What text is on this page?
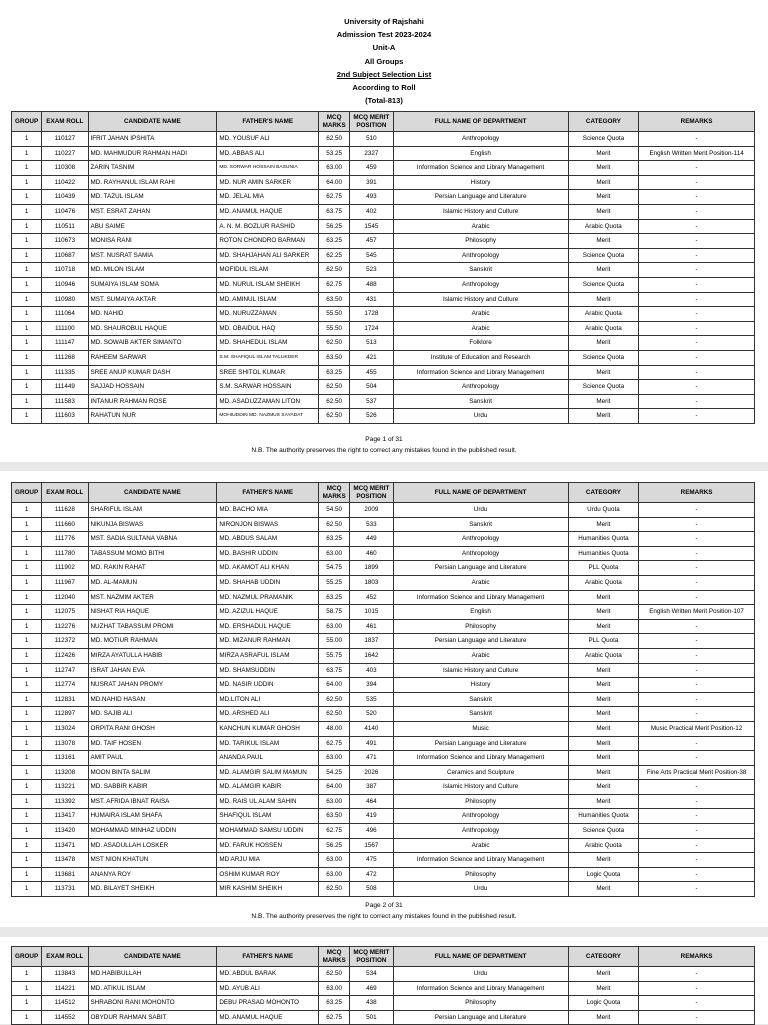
University of Rajshahi
Admission Test 2023-2024
Unit-A
All Groups
2nd Subject Selection List
According to Roll
(Total-813)
GROUP	EXAM ROLL	CANDIDATE NAME	FATHER'S NAME	MCQ MARKS	MCQ MERIT POSITION	FULL NAME OF DEPARTMENT	CATEGORY	REMARKS
1	110127	IFRIT JAHAN IPSHITA	MD. YOUSUF ALI	62.50	510	Anthropology	Science Quota	-
1	110227	MD. MAHMUDUR RAHMAN HADI	MD. ABBAS ALI	53.25	2327	English	Merit	English Written Merit Position-114
1	110308	ZARIN TASNIM	MD. SORWAR HOSSAIN BASUNIA	63.00	459	Information Science and Library Management	Merit	-
1	110422	MD. RAYHANUL ISLAM RAHI	MD. NUR AMIN SARKER	64.00	391	History	Merit	-
1	110439	MD. TAZUL ISLAM	MD. JELAL MIA	62.75	493	Persian Language and Literature	Merit	-
1	110476	MST. ESRAT ZAHAN	MD. ANAMUL HAQUE	63.75	402	Islamic History and Culture	Merit	-
1	110511	ABU SAIME	A. N. M. BOZLUR RASHID	56.25	1545	Arabic	Arabic Quota	-
1	110673	MONISA RANI	ROTON CHONDRO BARMAN	63.25	457	Philosophy	Merit	-
1	110687	MST. NUSRAT SAMIA	MD. SHAHJAHAN ALI SARKER	62.25	545	Anthropology	Science Quota	-
1	110718	MD. MILON ISLAM	MOFIDUL ISLAM	62.50	523	Sanskrit	Merit	-
1	110946	SUMAIYA ISLAM SOMA	MD. NURUL ISLAM SHEIKH	62.75	488	Anthropology	Science Quota	-
1	110980	MST. SUMAIYA AKTAR	MD. AMINUL ISLAM	63.50	431	Islamic History and Culture	Merit	-
1	111064	MD. NAHID	MD. NURUZZAMAN	55.50	1728	Arabic	Arabic Quota	-
1	111100	MD. SHAUROBUL HAQUE	MD. OBAIDUL HAQ	55.50	1724	Arabic	Arabic Quota	-
1	111147	MD. SOWAIB AKTER SIMANTO	MD. SHAHEDUL ISLAM	62.50	513	Folklore	Merit	-
1	111268	RAHEEM SARWAR	S.M. SHAFIQUL ISLAM TALUKDER	63.50	421	Institute of Education and Research	Science Quota	-
1	111335	SREE ANUP KUMAR DASH	SREE SHITOL KUMAR	63.25	455	Information Science and Library Management	Merit	-
1	111449	SAJJAD HOSSAIN	S.M. SARWAR HOSSAIN	62.50	504	Anthropology	Science Quota	-
1	111583	INTANUR RAHMAN ROSE	MD. ASADUZZAMAN LITON	62.50	537	Sanskrit	Merit	-
1	111603	RAHATUN NUR	MOHIUDDIN MD. NAZMUS SAYADAT	62.50	526	Urdu	Merit	-
Page 1 of 31
N.B. The authority preserves the right to correct any mistakes found in the published result.
GROUP	EXAM ROLL	CANDIDATE NAME	FATHER'S NAME	MCQ MARKS	MCQ MERIT POSITION	FULL NAME OF DEPARTMENT	CATEGORY	REMARKS
1	111628	SHARIFUL ISLAM	MD. BACHO MIA	54.50	2009	Urdu	Urdu Quota	-
1	111660	NIKUNJA BISWAS	NIRONJON BISWAS	62.50	533	Sanskrit	Merit	-
1	111776	MST. SADIA SULTANA VABNA	MD. ABDUS SALAM	63.25	449	Anthropology	Humanities Quota	-
1	111780	TABASSUM MOMO BITHI	MD. BASHIR UDDIN	63.00	460	Anthropology	Humanities Quota	-
1	111902	MD. RAKIN RAHAT	MD. AKAMOT ALI KHAN	54.75	1899	Persian Language and Literature	PLL Quota	-
1	111967	MD. AL-MAMUN	MD. SHAHAB UDDIN	55.25	1803	Arabic	Arabic Quota	-
1	112040	MST. NAZMIM AKTER	MD. NAZMUL PRAMANIK	63.25	452	Information Science and Library Management	Merit	-
1	112075	NISHAT RIA HAQUE	MD. AZIZUL HAQUE	58.75	1015	English	Merit	English Written Merit Position-107
1	112276	NUZHAT TABASSUM PROMI	MD. ERSHADUL HAQUE	63.00	461	Philosophy	Merit	-
1	112372	MD. MOTIUR RAHMAN	MD. MIZANUR RAHMAN	55.00	1837	Persian Language and Literature	PLL Quota	-
1	112426	MIRZA AYATULLA HABIB	MIRZA ASRAFUL ISLAM	55.75	1642	Arabic	Arabic Quota	-
1	112747	ISRAT JAHAN EVA	MD. SHAMSUDDIN	63.75	403	Islamic History and Culture	Merit	-
1	112774	NUSRAT JAHAN PROMY	MD. NASIR UDDIN	64.00	394	History	Merit	-
1	112831	MD.NAHID HASAN	MD.LITON ALI	62.50	535	Sanskrit	Merit	-
1	112897	MD. SAJIB ALI	MD. ARSHED ALI	62.50	520	Sanskrit	Merit	-
1	113024	ORPITA RANI GHOSH	KANCHUN KUMAR GHOSH	48.00	4140	Music	Merit	Music Practical Merit Position-12
1	113078	MD. TAIF HOSEN	MD. TARIKUL ISLAM	62.75	491	Persian Language and Literature	Merit	-
1	113161	AMIT PAUL	ANANDA PAUL	63.00	471	Information Science and Library Management	Merit	-
1	113208	MOON BINTA SALIM	MD. ALAMGIR SALIM MAMUN	54.25	2026	Ceramics and Sculpture	Merit	Fine Arts Practical Merit Position-38
1	113221	MD. SABBIR KABIR	MD. ALAMGIR KABIR	64.00	387	Islamic History and Culture	Merit	-
1	113392	MST. AFRIDA IBNAT RAISA	MD. RAIS UL ALAM SAHIN	63.00	464	Philosophy	Merit	-
1	113417	HUMAIRA ISLAM SHAFA	SHAFIQUL ISLAM	63.50	419	Anthropology	Humanities Quota	-
1	113420	MOHAMMAD MINHAZ UDDIN	MOHAMMAD SAMSU UDDIN	62.75	496	Anthropology	Science Quota	-
1	113471	MD. ASADULLAH LOSKER	MD. FARUK HOSSEN	56.25	1567	Arabic	Arabic Quota	-
1	113478	MST NION KHATUN	MD ARJU MIA	63.00	475	Information Science and Library Management	Merit	-
1	113681	ANANYA ROY	OSHIM KUMAR ROY	63.00	472	Philosophy	Logic Quota	-
1	113731	MD. BILAYET SHEIKH	MIR KASHIM SHEIKH	62.50	508	Urdu	Merit	-
Page 2 of 31
N.B. The authority preserves the right to correct any mistakes found in the published result.
GROUP	EXAM ROLL	CANDIDATE NAME	FATHER'S NAME	MCQ MARKS	MCQ MERIT POSITION	FULL NAME OF DEPARTMENT	CATEGORY	REMARKS
1	113843	MD.HABIBULLAH	MD. ABDUL BARAK	62.50	534	Urdu	Merit	-
1	114221	MD. ATIKUL ISLAM	MD. AYUB ALI	63.00	469	Information Science and Library Management	Merit	-
1	114512	SHRABONI RANI MOHONTO	DEBU PRASAD MOHONTO	63.25	438	Philosophy	Logic Quota	-
1	114552	OBYDUR RAHMAN SABIT	MD. ANAMUL HAQUE	62.75	501	Persian Language and Literature	Merit	-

*****

Work to do:
Above are several records. Count the lines among them that contain "Written" and give only the total.

Finished exercise:
2